> **Written task**
Can you repeat, character for character, everything from the first line of the listing down through the line containing "seizure-marker [896, 466, 904, 474]", including that line?

> **The data**
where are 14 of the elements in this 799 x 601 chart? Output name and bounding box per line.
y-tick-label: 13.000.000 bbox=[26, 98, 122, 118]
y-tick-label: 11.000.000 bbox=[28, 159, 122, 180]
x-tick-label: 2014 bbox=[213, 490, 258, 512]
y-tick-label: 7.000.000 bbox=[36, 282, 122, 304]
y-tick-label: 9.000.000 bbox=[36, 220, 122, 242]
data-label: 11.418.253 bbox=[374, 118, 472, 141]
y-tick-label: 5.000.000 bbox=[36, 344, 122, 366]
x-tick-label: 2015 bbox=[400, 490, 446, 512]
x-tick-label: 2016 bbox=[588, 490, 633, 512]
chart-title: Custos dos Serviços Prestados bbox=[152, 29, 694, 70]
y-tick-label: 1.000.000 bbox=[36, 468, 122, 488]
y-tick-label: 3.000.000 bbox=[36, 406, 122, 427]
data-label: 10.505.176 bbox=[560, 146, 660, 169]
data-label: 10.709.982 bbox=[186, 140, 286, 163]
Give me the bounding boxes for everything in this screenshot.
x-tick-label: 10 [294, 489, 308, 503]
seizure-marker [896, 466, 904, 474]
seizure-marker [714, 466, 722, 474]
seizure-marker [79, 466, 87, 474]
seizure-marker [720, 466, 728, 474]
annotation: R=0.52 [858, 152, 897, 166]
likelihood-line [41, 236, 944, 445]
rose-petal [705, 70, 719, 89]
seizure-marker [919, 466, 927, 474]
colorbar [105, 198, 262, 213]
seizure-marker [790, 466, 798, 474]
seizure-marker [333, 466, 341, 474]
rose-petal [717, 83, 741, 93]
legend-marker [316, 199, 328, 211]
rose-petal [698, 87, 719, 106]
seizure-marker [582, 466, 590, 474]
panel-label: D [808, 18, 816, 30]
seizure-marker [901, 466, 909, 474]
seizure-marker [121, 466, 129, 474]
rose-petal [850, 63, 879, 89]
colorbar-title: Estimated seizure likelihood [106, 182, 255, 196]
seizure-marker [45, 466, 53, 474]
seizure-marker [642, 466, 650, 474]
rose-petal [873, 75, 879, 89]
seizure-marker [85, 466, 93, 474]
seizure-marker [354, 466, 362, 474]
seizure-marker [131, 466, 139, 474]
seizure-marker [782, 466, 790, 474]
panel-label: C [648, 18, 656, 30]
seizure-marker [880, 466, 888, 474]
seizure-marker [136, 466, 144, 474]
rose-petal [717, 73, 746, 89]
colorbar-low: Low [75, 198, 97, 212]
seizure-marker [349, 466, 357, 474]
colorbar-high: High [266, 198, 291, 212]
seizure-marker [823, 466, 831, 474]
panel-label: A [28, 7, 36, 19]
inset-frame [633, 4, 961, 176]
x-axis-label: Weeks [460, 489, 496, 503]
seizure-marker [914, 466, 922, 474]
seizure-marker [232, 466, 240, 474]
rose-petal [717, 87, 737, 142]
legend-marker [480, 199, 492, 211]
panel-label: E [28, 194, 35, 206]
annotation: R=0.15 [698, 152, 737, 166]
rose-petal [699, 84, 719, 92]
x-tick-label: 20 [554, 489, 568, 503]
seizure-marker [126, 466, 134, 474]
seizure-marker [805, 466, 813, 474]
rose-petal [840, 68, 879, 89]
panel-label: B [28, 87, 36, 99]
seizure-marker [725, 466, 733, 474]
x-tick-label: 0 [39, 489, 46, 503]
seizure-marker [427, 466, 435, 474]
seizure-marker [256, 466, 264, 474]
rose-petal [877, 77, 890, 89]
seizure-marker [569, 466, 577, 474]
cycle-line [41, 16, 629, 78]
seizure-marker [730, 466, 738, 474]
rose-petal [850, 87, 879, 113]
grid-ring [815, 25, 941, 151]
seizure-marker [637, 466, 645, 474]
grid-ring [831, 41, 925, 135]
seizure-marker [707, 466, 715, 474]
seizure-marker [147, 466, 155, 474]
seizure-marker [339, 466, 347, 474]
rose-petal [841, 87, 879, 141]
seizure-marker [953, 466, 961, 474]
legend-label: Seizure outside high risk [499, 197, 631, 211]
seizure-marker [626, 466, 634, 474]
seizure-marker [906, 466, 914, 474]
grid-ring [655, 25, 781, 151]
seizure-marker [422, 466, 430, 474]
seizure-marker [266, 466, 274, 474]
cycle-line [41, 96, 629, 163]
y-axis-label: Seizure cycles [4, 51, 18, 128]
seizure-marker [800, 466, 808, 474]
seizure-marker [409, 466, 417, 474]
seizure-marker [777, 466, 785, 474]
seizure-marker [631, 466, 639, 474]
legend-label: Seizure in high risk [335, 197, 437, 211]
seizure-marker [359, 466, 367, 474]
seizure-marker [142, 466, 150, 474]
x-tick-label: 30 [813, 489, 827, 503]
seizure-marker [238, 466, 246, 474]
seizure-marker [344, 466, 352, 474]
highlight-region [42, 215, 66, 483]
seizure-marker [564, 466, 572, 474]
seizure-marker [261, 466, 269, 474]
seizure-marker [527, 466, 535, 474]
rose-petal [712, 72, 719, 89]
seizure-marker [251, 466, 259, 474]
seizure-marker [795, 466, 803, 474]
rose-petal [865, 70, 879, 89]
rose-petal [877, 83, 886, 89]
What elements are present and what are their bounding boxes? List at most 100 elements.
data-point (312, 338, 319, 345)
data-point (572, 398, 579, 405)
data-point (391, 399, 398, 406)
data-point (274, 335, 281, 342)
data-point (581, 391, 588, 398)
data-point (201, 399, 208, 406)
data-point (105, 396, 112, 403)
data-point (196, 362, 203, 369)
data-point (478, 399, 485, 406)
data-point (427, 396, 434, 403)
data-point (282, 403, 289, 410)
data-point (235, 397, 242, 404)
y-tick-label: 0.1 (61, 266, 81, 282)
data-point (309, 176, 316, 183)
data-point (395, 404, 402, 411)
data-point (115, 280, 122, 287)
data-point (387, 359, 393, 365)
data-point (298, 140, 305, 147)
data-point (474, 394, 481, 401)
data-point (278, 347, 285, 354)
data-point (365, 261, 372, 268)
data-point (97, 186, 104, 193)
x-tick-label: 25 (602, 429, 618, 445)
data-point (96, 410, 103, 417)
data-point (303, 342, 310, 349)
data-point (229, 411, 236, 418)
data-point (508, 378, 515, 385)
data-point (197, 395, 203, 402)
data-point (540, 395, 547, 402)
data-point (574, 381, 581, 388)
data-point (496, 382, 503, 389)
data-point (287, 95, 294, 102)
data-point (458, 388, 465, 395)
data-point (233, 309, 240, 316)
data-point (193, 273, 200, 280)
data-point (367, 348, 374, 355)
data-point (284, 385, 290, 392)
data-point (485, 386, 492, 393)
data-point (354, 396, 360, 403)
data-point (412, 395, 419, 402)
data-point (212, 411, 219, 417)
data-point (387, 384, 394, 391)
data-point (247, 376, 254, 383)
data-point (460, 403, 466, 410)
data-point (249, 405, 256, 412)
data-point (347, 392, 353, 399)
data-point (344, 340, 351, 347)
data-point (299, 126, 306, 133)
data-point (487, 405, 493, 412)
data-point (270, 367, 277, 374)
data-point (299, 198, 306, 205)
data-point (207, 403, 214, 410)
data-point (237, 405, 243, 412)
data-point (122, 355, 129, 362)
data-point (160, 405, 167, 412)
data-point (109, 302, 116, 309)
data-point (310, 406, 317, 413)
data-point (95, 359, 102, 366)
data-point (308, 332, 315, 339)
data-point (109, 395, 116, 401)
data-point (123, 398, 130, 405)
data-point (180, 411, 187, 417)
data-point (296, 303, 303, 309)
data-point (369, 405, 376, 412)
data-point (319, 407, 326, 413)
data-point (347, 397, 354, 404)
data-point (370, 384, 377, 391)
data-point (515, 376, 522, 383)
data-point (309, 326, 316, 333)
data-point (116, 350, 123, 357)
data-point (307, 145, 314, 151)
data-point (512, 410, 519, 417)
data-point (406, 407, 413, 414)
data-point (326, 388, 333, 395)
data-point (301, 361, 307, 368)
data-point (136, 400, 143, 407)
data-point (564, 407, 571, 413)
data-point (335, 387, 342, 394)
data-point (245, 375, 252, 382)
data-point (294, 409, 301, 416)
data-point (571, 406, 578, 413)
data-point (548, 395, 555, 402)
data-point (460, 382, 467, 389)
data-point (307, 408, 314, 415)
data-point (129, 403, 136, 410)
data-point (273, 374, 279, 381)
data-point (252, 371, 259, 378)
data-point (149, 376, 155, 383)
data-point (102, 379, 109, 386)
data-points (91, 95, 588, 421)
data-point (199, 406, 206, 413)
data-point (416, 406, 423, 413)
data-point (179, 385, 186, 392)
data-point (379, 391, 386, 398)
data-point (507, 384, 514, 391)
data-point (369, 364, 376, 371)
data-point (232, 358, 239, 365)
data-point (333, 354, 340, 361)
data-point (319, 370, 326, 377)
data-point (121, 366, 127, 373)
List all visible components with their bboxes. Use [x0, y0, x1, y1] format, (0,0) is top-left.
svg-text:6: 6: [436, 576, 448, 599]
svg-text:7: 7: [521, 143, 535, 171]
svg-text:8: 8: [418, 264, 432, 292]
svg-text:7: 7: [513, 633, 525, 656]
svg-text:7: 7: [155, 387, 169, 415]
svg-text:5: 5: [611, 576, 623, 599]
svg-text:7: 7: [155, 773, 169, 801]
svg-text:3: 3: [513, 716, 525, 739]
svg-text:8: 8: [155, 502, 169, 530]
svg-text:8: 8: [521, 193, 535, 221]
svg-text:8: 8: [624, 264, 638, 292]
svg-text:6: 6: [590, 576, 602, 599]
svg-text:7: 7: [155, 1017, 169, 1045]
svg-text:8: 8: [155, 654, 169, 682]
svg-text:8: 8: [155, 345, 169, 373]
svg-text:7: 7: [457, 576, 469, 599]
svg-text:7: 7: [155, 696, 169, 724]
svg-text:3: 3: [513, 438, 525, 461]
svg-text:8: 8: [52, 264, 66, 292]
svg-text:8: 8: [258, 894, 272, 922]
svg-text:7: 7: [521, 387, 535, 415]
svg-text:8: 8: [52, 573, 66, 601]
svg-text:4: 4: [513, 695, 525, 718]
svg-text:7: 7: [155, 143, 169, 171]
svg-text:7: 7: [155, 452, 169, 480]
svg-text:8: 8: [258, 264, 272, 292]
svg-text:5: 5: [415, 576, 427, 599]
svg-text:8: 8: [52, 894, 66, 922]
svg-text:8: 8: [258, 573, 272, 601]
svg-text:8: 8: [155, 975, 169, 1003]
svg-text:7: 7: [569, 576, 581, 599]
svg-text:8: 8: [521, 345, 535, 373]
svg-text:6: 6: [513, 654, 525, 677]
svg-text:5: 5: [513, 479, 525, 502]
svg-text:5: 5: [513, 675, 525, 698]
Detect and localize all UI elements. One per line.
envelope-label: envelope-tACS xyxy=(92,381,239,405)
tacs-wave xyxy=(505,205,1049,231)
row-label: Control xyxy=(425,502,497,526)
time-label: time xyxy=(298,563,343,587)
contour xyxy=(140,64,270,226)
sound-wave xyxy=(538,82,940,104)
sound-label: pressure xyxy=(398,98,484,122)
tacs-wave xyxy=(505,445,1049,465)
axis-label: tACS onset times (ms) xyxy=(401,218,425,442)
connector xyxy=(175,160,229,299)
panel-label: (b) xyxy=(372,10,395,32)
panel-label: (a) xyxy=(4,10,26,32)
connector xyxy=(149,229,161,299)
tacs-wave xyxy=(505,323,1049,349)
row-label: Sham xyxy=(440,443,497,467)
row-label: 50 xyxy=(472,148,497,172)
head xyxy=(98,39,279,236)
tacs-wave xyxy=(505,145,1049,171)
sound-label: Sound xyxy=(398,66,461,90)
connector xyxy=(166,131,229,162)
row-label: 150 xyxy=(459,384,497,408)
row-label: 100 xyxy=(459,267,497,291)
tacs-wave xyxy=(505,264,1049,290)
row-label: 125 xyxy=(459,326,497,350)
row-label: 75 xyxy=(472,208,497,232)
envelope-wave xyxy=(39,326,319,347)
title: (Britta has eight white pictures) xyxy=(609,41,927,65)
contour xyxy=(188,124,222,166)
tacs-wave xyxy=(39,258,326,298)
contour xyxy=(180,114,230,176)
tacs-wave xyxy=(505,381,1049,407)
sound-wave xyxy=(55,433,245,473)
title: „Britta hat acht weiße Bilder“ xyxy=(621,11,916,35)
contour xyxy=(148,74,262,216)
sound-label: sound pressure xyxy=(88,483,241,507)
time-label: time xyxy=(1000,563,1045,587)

> **Response to this task**
where are 14 of the elements in this 799 x 601 chart? Output name and bounding box per line.
y-tick-label: 13.000.000 bbox=[26, 98, 122, 118]
y-tick-label: 11.000.000 bbox=[28, 159, 122, 180]
x-tick-label: 2014 bbox=[213, 490, 258, 512]
y-tick-label: 7.000.000 bbox=[36, 282, 122, 304]
y-tick-label: 9.000.000 bbox=[36, 220, 122, 242]
data-label: 11.418.253 bbox=[374, 118, 472, 141]
y-tick-label: 5.000.000 bbox=[36, 344, 122, 366]
x-tick-label: 2015 bbox=[400, 490, 446, 512]
x-tick-label: 2016 bbox=[588, 490, 633, 512]
chart-title: Custos dos Serviços Prestados bbox=[152, 29, 694, 70]
y-tick-label: 1.000.000 bbox=[36, 468, 122, 488]
y-tick-label: 3.000.000 bbox=[36, 406, 122, 427]
data-label: 10.505.176 bbox=[560, 146, 660, 169]
data-label: 10.709.982 bbox=[186, 140, 286, 163]
Give me the bounding boxes for everything in this screenshot.
x-tick-label: 10 [294, 489, 308, 503]
seizure-marker [896, 466, 904, 474]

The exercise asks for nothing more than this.